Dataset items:
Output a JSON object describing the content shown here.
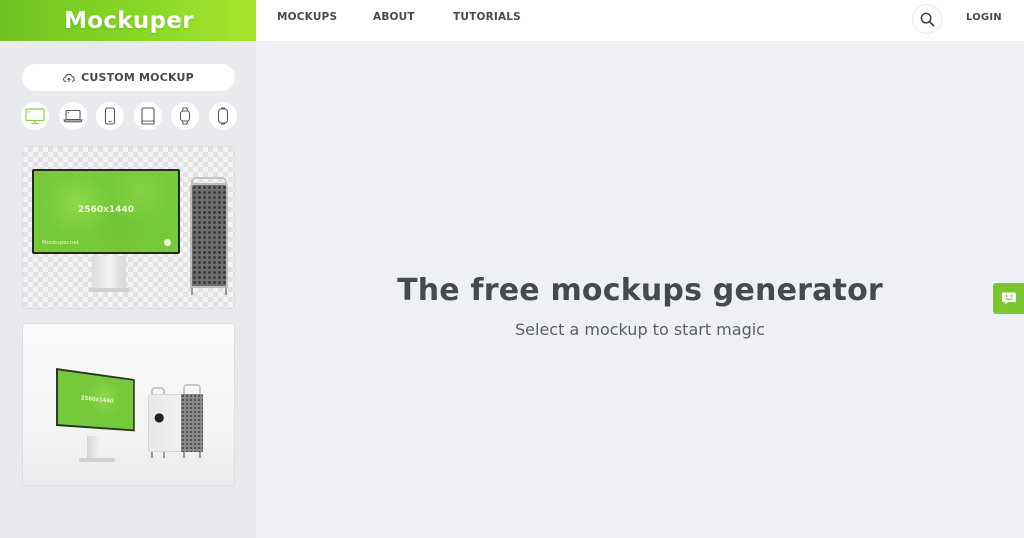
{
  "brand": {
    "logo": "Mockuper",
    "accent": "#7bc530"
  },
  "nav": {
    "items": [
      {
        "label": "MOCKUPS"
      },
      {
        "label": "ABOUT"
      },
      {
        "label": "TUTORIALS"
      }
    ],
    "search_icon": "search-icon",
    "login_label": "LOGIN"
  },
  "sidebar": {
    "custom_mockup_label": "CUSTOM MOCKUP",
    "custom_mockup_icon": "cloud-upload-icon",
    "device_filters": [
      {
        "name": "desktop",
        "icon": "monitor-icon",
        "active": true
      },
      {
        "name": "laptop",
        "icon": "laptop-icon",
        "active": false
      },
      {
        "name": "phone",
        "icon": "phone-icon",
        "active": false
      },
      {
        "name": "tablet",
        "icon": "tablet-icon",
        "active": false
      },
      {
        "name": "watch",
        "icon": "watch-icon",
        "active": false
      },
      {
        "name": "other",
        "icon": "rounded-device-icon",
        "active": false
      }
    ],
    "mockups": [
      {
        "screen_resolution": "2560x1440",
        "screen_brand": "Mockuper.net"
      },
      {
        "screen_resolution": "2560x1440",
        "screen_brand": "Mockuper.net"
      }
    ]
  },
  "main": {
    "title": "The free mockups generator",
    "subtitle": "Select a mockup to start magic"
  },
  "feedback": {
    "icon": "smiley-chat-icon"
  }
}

DIRECTIVE:
Leave every image out, and retype the material exactly.

ANSWER TO THE PROBLEM:
Output a JSON object describing the content shown here.
{
  "brand": {
    "logo": "Mockuper",
    "accent": "#7bc530"
  },
  "nav": {
    "items": [
      {
        "label": "MOCKUPS"
      },
      {
        "label": "ABOUT"
      },
      {
        "label": "TUTORIALS"
      }
    ],
    "search_icon": "search-icon",
    "login_label": "LOGIN"
  },
  "sidebar": {
    "custom_mockup_label": "CUSTOM MOCKUP",
    "custom_mockup_icon": "cloud-upload-icon",
    "device_filters": [
      {
        "name": "desktop",
        "icon": "monitor-icon",
        "active": true
      },
      {
        "name": "laptop",
        "icon": "laptop-icon",
        "active": false
      },
      {
        "name": "phone",
        "icon": "phone-icon",
        "active": false
      },
      {
        "name": "tablet",
        "icon": "tablet-icon",
        "active": false
      },
      {
        "name": "watch",
        "icon": "watch-icon",
        "active": false
      },
      {
        "name": "other",
        "icon": "rounded-device-icon",
        "active": false
      }
    ],
    "mockups": [
      {
        "screen_resolution": "2560x1440",
        "screen_brand": "Mockuper.net"
      },
      {
        "screen_resolution": "2560x1440",
        "screen_brand": "Mockuper.net"
      }
    ]
  },
  "main": {
    "title": "The free mockups generator",
    "subtitle": "Select a mockup to start magic"
  },
  "feedback": {
    "icon": "smiley-chat-icon"
  }
}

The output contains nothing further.